• [WORK REQUIRED]:
Copy the items below word for word, from the first item through the one containing "text-line: 生与执著同行 ，终于在上千次试验后发明电灯", including both.

• [RECORDS FOR THE EXERCISE]:
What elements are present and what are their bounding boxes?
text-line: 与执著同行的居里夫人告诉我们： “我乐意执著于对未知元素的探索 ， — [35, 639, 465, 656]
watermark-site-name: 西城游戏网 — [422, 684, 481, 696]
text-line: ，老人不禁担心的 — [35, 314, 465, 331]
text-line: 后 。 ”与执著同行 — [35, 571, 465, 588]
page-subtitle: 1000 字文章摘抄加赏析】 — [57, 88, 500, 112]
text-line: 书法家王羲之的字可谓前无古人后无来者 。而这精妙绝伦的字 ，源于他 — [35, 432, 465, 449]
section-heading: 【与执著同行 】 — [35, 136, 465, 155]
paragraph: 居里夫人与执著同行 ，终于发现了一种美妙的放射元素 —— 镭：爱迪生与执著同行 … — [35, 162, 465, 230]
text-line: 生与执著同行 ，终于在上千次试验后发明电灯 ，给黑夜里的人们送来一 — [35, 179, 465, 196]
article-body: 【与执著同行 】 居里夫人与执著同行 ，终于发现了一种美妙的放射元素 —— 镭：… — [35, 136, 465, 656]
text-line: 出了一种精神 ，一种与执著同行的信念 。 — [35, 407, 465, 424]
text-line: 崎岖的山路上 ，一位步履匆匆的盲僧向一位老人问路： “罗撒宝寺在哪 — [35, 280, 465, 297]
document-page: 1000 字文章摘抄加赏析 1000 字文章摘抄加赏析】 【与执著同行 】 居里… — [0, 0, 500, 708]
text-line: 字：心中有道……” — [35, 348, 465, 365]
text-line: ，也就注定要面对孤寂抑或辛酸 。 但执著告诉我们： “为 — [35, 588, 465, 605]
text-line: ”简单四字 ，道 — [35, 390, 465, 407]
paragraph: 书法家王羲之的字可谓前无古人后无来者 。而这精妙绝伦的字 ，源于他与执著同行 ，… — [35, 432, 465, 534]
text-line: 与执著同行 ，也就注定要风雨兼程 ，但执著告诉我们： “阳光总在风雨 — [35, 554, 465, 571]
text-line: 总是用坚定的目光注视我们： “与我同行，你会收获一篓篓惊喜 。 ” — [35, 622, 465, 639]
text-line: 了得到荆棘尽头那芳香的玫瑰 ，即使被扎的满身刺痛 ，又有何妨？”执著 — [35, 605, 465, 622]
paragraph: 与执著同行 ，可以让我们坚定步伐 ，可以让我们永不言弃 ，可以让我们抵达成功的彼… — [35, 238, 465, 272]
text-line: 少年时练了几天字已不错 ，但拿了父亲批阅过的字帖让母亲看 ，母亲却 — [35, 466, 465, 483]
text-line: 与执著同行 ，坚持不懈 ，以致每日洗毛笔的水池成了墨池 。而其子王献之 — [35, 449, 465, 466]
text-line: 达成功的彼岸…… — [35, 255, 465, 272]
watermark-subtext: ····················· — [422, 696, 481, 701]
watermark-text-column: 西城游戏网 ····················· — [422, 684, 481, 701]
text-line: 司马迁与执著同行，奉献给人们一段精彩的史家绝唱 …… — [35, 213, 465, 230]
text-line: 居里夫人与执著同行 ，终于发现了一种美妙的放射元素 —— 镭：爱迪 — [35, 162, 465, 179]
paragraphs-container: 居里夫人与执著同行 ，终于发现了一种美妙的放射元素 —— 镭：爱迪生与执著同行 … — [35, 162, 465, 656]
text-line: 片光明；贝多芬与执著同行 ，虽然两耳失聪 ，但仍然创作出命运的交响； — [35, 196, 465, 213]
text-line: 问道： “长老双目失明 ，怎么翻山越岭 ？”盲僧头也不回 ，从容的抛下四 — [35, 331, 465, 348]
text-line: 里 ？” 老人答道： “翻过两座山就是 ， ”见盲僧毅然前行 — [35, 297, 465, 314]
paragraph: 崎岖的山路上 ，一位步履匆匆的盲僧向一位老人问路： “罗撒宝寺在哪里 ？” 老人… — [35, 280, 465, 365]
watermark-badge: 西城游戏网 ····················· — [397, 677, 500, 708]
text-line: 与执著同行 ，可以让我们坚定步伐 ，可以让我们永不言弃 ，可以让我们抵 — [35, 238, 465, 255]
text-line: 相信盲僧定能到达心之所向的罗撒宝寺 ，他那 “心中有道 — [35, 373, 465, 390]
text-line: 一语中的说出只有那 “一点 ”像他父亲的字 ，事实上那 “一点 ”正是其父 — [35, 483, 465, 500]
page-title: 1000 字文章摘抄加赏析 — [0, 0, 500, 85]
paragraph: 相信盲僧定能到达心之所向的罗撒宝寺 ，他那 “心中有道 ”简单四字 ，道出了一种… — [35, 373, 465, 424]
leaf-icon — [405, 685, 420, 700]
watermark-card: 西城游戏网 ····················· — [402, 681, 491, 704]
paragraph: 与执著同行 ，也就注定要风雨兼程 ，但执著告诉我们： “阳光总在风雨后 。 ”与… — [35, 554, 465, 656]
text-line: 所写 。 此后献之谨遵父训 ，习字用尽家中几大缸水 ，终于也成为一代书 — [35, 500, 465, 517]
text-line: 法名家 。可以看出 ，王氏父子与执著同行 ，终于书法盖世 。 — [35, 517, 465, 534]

• [ANSWER TO THE PROBLEM]:
What elements are present and what are their bounding boxes?
text-line: 与执著同行的居里夫人告诉我们： “我乐意执著于对未知元素的探索 ， — [35, 639, 465, 656]
watermark-site-name: 西城游戏网 — [422, 684, 481, 696]
text-line: ，老人不禁担心的 — [35, 314, 465, 331]
text-line: 后 。 ”与执著同行 — [35, 571, 465, 588]
page-subtitle: 1000 字文章摘抄加赏析】 — [57, 88, 500, 112]
text-line: 书法家王羲之的字可谓前无古人后无来者 。而这精妙绝伦的字 ，源于他 — [35, 432, 465, 449]
section-heading: 【与执著同行 】 — [35, 136, 465, 155]
paragraph: 居里夫人与执著同行 ，终于发现了一种美妙的放射元素 —— 镭：爱迪生与执著同行 … — [35, 162, 465, 230]
text-line: 生与执著同行 ，终于在上千次试验后发明电灯 ，给黑夜里的人们送来一 — [35, 179, 465, 196]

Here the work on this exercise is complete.